Records to process:
--- begin ---

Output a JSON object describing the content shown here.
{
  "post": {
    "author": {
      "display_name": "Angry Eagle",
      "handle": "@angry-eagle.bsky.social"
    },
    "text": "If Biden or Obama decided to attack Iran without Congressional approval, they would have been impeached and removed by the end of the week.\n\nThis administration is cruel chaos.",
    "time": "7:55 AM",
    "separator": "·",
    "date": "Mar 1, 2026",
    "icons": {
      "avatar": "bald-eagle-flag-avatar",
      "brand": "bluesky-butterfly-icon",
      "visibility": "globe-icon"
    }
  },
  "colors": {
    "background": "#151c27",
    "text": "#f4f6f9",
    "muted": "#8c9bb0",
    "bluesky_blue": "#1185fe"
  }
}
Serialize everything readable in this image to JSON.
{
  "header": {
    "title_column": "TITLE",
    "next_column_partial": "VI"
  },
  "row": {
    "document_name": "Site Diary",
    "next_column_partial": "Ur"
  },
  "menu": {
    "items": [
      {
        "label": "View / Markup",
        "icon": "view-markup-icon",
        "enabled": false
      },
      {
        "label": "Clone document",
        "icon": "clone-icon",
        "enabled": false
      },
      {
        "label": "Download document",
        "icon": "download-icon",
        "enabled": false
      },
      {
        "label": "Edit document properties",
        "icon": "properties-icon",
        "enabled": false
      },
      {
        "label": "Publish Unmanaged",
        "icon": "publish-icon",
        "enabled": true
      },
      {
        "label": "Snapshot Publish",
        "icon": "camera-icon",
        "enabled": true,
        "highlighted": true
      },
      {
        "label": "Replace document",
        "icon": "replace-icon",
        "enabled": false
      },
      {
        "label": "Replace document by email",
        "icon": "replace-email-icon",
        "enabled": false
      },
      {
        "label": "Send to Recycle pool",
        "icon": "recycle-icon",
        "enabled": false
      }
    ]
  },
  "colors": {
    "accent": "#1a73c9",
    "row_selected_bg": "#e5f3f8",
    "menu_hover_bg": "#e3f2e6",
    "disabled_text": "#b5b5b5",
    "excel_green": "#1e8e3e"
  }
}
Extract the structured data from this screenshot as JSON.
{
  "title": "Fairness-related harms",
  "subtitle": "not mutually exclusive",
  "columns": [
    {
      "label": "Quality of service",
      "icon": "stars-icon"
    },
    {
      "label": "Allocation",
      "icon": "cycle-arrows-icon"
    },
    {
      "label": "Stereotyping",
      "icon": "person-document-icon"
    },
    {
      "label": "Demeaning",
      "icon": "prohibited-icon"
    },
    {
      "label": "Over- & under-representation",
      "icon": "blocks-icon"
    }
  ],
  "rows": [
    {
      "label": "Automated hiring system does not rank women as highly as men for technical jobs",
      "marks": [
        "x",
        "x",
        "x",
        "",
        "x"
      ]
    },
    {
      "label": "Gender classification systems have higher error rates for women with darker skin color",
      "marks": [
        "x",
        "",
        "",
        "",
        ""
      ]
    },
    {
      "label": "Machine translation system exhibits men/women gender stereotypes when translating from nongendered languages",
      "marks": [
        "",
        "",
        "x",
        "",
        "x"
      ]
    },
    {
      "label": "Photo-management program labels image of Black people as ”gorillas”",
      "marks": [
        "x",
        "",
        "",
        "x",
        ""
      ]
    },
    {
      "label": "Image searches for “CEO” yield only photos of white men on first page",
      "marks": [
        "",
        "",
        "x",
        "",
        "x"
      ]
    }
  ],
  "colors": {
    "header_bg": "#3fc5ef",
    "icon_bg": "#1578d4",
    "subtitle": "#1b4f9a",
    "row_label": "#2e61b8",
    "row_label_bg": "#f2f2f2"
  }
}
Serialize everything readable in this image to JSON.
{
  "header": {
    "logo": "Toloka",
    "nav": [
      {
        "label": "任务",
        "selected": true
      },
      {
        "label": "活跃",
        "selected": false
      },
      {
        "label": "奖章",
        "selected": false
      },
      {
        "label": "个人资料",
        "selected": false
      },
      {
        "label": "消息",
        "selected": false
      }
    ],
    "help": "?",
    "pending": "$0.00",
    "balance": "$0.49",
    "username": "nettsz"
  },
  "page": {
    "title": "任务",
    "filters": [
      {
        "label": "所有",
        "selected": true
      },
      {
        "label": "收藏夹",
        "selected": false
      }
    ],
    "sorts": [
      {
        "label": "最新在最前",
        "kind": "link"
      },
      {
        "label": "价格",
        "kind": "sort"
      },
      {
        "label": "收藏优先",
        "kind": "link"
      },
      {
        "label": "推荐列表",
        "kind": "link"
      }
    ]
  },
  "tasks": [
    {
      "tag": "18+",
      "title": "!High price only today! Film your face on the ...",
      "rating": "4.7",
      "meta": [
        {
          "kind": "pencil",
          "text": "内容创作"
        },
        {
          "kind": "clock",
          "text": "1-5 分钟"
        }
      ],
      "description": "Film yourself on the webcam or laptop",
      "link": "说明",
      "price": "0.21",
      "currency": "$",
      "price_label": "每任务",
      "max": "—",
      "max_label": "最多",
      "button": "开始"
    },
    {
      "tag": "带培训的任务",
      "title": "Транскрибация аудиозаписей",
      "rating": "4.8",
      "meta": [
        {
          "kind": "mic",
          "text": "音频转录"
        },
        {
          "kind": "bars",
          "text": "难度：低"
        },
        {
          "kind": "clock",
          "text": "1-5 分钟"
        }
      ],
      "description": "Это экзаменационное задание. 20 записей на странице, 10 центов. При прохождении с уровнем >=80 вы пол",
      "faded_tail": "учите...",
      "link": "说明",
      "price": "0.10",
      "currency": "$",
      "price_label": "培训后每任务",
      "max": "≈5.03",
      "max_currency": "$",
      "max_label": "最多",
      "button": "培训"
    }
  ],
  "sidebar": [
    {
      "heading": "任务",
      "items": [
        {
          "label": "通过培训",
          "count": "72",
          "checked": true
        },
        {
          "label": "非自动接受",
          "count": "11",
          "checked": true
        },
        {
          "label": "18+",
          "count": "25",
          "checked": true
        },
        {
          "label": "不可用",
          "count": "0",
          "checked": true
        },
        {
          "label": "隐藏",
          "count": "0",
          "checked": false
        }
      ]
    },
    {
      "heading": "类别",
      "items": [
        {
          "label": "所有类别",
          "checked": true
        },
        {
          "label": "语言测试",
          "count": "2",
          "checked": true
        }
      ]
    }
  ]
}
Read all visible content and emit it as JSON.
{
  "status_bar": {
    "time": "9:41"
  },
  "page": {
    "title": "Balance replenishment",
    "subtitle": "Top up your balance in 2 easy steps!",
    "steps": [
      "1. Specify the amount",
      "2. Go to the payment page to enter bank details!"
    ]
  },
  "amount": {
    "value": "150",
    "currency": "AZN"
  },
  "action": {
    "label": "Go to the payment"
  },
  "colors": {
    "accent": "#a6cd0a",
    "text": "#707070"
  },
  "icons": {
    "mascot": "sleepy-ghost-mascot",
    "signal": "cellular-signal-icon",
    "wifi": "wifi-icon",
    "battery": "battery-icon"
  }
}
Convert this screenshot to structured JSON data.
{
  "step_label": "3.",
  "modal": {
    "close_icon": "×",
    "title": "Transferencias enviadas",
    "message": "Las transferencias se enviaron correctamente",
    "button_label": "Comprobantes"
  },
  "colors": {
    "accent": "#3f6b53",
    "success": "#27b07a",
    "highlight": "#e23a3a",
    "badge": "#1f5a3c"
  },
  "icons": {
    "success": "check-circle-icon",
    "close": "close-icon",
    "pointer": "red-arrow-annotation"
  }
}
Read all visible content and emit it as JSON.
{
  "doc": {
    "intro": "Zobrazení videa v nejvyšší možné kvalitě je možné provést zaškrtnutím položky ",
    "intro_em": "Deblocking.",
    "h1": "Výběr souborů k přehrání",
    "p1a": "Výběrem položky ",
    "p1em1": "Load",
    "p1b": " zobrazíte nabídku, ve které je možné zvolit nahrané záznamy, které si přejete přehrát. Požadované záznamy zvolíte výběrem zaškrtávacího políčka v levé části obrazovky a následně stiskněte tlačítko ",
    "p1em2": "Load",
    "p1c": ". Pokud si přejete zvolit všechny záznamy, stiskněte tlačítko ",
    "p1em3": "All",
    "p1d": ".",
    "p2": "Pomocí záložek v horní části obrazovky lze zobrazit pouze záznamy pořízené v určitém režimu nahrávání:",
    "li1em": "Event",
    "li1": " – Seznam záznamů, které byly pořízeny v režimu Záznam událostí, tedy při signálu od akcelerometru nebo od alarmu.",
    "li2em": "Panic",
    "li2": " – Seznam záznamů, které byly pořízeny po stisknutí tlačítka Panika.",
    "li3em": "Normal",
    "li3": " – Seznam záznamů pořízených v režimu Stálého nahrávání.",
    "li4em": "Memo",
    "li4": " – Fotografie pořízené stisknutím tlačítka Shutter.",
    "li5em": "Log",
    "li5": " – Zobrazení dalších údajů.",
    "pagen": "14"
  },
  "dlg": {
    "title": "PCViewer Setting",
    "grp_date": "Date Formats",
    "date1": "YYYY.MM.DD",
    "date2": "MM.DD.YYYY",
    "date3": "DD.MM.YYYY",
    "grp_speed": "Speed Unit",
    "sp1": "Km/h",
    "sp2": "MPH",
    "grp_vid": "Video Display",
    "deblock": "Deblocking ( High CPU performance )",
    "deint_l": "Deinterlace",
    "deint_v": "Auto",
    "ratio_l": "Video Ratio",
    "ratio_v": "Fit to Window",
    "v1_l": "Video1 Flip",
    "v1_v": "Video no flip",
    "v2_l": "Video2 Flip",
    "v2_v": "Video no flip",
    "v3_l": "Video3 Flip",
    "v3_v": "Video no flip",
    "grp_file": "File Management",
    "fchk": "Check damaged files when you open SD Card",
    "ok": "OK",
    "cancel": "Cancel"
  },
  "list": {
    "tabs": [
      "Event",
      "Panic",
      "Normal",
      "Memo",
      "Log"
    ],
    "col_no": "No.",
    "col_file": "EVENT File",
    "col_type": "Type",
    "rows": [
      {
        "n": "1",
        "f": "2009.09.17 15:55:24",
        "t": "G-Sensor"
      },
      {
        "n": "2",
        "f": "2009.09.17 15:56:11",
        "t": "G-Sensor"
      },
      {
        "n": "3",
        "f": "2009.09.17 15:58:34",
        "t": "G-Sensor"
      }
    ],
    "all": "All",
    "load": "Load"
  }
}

--- end ---

Written instruction: For the records above, state how many lines include the string "stiskněte", giving the number and nothing else.

Exercise solution: 2